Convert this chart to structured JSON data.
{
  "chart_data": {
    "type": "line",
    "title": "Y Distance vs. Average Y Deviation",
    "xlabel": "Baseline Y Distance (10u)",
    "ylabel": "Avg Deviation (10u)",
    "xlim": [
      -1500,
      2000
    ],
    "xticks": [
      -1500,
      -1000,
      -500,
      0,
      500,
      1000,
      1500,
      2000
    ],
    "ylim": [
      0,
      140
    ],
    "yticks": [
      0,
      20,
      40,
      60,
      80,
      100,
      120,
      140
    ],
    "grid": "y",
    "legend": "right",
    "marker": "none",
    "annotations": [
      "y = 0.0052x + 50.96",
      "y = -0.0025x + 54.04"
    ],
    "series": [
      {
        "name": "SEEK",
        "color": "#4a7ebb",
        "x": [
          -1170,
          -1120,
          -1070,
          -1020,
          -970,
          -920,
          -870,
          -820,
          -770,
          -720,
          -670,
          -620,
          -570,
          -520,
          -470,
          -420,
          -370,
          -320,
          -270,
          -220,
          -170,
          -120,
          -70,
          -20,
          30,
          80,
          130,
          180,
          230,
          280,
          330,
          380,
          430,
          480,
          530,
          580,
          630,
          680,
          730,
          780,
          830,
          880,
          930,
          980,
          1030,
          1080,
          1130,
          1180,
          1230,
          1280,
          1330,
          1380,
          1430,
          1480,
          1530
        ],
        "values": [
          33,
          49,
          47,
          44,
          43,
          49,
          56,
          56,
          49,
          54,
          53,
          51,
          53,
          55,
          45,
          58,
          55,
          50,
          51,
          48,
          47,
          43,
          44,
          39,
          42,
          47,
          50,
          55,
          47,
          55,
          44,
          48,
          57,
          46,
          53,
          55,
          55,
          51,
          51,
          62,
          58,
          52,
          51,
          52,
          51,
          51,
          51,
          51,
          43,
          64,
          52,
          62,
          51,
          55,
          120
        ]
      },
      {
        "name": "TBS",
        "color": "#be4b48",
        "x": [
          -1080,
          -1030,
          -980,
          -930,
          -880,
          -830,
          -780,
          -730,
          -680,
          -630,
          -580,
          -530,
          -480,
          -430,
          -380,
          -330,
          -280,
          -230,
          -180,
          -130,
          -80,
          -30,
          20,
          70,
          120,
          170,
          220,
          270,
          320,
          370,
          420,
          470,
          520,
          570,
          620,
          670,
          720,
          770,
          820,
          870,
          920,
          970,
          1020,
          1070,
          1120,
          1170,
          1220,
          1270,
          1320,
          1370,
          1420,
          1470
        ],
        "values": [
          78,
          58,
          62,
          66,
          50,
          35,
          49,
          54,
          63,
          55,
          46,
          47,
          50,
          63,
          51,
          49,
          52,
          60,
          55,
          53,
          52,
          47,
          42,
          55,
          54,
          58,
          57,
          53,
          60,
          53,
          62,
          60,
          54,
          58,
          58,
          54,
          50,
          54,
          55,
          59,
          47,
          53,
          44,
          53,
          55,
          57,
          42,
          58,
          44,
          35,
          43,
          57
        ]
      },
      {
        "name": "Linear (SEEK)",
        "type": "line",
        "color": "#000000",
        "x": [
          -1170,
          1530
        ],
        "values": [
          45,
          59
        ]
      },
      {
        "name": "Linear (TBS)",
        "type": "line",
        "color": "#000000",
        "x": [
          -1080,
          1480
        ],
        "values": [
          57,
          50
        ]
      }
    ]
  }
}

● ● ●

• **GIVEN INSTRUCTION**
Work out how many lines of the listing above include the word "Deviation". Reply with nothing but the count.

• **RESPONSE TO THE EXERCISE**
2